* _Dataset records_
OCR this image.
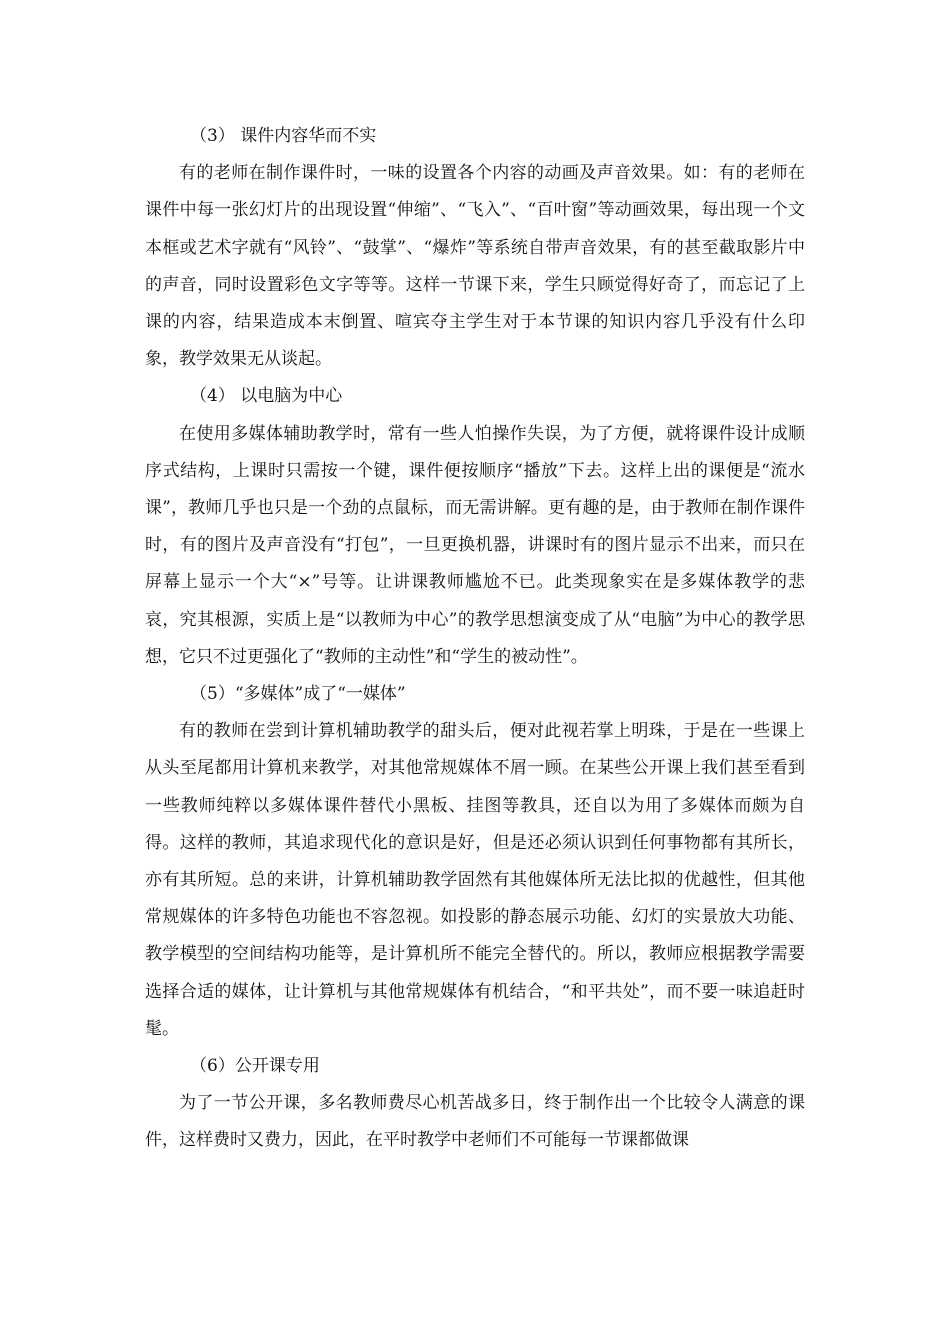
（3） 课件内容华而不实

有的老师在制作课件时，一味的设置各个内容的动画及声音效果。如：有的老师在课件中每一张幻灯片的出现设置“伸缩”、“飞入”、“百叶窗”等动画效果，每出现一个文本框或艺术字就有“风铃”、“鼓掌”、“爆炸”等系统自带声音效果，有的甚至截取影片中的声音，同时设置彩色文字等等。这样一节课下来，学生只顾觉得好奇了，而忘记了上课的内容，结果造成本末倒置、喧宾夺主学生对于本节课的知识内容几乎没有什么印象，教学效果无从谈起。

（4） 以电脑为中心

在使用多媒体辅助教学时，常有一些人怕操作失误，为了方便，就将课件设计成顺序式结构，上课时只需按一个键，课件便按顺序“播放”下去。这样上出的课便是“流水课”，教师几乎也只是一个劲的点鼠标，而无需讲解。更有趣的是，由于教师在制作课件时，有的图片及声音没有“打包”，一旦更换机器，讲课时有的图片显示不出来，而只在屏幕上显示一个大“×”号等。让讲课教师尴尬不已。此类现象实在是多媒体教学的悲哀，究其根源，实质上是“以教师为中心”的教学思想演变成了从“电脑”为中心的教学思想，它只不过更强化了“教师的主动性”和“学生的被动性”。

（5）“多媒体”成了“一媒体”

有的教师在尝到计算机辅助教学的甜头后，便对此视若掌上明珠，于是在一些课上从头至尾都用计算机来教学，对其他常规媒体不屑一顾。在某些公开课上我们甚至看到一些教师纯粹以多媒体课件替代小黑板、挂图等教具，还自以为用了多媒体而颇为自得。这样的教师，其追求现代化的意识是好，但是还必须认识到任何事物都有其所长，亦有其所短。总的来讲，计算机辅助教学固然有其他媒体所无法比拟的优越性，但其他常规媒体的许多特色功能也不容忽视。如投影的静态展示功能、幻灯的实景放大功能、教学模型的空间结构功能等，是计算机所不能完全替代的。所以，教师应根据教学需要选择合适的媒体，让计算机与其他常规媒体有机结合，“和平共处”，而不要一味追赶时髦。

（6）公开课专用

为了一节公开课，多名教师费尽心机苦战多日，终于制作出一个比较令人满意的课件，这样费时又费力，因此，在平时教学中老师们不可能每一节课都做课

* _The request_
Transcribe all of the material exactly, leaving out whatever pictures it contains.

* _Task result_
OCR this image.
（3） 课件内容华而不实

有的老师在制作课件时，一味的设置各个内容的动画及声音效果。如：有的老师在课件中每一张幻灯片的出现设置“伸缩”、“飞入”、“百叶窗”等动画效果，每出现一个文本框或艺术字就有“风铃”、“鼓掌”、“爆炸”等系统自带声音效果，有的甚至截取影片中的声音，同时设置彩色文字等等。这样一节课下来，学生只顾觉得好奇了，而忘记了上课的内容，结果造成本末倒置、喧宾夺主学生对于本节课的知识内容几乎没有什么印象，教学效果无从谈起。

（4） 以电脑为中心

在使用多媒体辅助教学时，常有一些人怕操作失误，为了方便，就将课件设计成顺序式结构，上课时只需按一个键，课件便按顺序“播放”下去。这样上出的课便是“流水课”，教师几乎也只是一个劲的点鼠标，而无需讲解。更有趣的是，由于教师在制作课件时，有的图片及声音没有“打包”，一旦更换机器，讲课时有的图片显示不出来，而只在屏幕上显示一个大“×”号等。让讲课教师尴尬不已。此类现象实在是多媒体教学的悲哀，究其根源，实质上是“以教师为中心”的教学思想演变成了从“电脑”为中心的教学思想，它只不过更强化了“教师的主动性”和“学生的被动性”。

（5）“多媒体”成了“一媒体”

有的教师在尝到计算机辅助教学的甜头后，便对此视若掌上明珠，于是在一些课上从头至尾都用计算机来教学，对其他常规媒体不屑一顾。在某些公开课上我们甚至看到一些教师纯粹以多媒体课件替代小黑板、挂图等教具，还自以为用了多媒体而颇为自得。这样的教师，其追求现代化的意识是好，但是还必须认识到任何事物都有其所长，亦有其所短。总的来讲，计算机辅助教学固然有其他媒体所无法比拟的优越性，但其他常规媒体的许多特色功能也不容忽视。如投影的静态展示功能、幻灯的实景放大功能、教学模型的空间结构功能等，是计算机所不能完全替代的。所以，教师应根据教学需要选择合适的媒体，让计算机与其他常规媒体有机结合，“和平共处”，而不要一味追赶时髦。

（6）公开课专用

为了一节公开课，多名教师费尽心机苦战多日，终于制作出一个比较令人满意的课件，这样费时又费力，因此，在平时教学中老师们不可能每一节课都做课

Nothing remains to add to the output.